»»

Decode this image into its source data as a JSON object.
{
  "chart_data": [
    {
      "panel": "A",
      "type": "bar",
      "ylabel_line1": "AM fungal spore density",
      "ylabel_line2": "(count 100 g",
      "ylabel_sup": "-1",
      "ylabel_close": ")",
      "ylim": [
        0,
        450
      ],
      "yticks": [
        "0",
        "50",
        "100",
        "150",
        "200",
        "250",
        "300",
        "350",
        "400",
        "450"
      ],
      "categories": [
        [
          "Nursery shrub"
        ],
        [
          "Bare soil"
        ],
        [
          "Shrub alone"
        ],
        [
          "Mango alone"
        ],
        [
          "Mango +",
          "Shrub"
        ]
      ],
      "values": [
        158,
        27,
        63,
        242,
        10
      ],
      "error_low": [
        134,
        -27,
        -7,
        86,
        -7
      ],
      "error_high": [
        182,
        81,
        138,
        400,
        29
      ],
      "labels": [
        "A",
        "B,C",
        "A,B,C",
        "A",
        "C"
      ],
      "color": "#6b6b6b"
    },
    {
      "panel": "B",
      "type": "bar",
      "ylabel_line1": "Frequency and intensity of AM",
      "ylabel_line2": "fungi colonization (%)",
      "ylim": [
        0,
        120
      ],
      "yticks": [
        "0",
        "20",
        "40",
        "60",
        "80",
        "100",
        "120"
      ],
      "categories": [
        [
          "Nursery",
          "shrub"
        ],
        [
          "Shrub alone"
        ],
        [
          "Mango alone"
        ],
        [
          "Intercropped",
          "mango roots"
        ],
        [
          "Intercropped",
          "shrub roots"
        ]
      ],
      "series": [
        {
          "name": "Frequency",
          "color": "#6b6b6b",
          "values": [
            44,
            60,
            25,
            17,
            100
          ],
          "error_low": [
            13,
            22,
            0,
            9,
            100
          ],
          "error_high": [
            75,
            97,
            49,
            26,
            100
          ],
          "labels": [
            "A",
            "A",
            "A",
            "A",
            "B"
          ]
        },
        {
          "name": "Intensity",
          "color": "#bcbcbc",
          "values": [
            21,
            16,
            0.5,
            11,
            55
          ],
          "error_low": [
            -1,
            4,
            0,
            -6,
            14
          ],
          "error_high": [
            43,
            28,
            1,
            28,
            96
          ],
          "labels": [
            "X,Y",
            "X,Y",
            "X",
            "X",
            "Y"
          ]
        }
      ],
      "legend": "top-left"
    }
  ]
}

««

> [EXERCISE AIM]: Your task is to repeat every line exactly.

> [FINAL RESULT]:
Decode this image into its source data as a JSON object.
{
  "chart_data": [
    {
      "panel": "A",
      "type": "bar",
      "ylabel_line1": "AM fungal spore density",
      "ylabel_line2": "(count 100 g",
      "ylabel_sup": "-1",
      "ylabel_close": ")",
      "ylim": [
        0,
        450
      ],
      "yticks": [
        "0",
        "50",
        "100",
        "150",
        "200",
        "250",
        "300",
        "350",
        "400",
        "450"
      ],
      "categories": [
        [
          "Nursery shrub"
        ],
        [
          "Bare soil"
        ],
        [
          "Shrub alone"
        ],
        [
          "Mango alone"
        ],
        [
          "Mango +",
          "Shrub"
        ]
      ],
      "values": [
        158,
        27,
        63,
        242,
        10
      ],
      "error_low": [
        134,
        -27,
        -7,
        86,
        -7
      ],
      "error_high": [
        182,
        81,
        138,
        400,
        29
      ],
      "labels": [
        "A",
        "B,C",
        "A,B,C",
        "A",
        "C"
      ],
      "color": "#6b6b6b"
    },
    {
      "panel": "B",
      "type": "bar",
      "ylabel_line1": "Frequency and intensity of AM",
      "ylabel_line2": "fungi colonization (%)",
      "ylim": [
        0,
        120
      ],
      "yticks": [
        "0",
        "20",
        "40",
        "60",
        "80",
        "100",
        "120"
      ],
      "categories": [
        [
          "Nursery",
          "shrub"
        ],
        [
          "Shrub alone"
        ],
        [
          "Mango alone"
        ],
        [
          "Intercropped",
          "mango roots"
        ],
        [
          "Intercropped",
          "shrub roots"
        ]
      ],
      "series": [
        {
          "name": "Frequency",
          "color": "#6b6b6b",
          "values": [
            44,
            60,
            25,
            17,
            100
          ],
          "error_low": [
            13,
            22,
            0,
            9,
            100
          ],
          "error_high": [
            75,
            97,
            49,
            26,
            100
          ],
          "labels": [
            "A",
            "A",
            "A",
            "A",
            "B"
          ]
        },
        {
          "name": "Intensity",
          "color": "#bcbcbc",
          "values": [
            21,
            16,
            0.5,
            11,
            55
          ],
          "error_low": [
            -1,
            4,
            0,
            -6,
            14
          ],
          "error_high": [
            43,
            28,
            1,
            28,
            96
          ],
          "labels": [
            "X,Y",
            "X,Y",
            "X",
            "X",
            "Y"
          ]
        }
      ],
      "legend": "top-left"
    }
  ]
}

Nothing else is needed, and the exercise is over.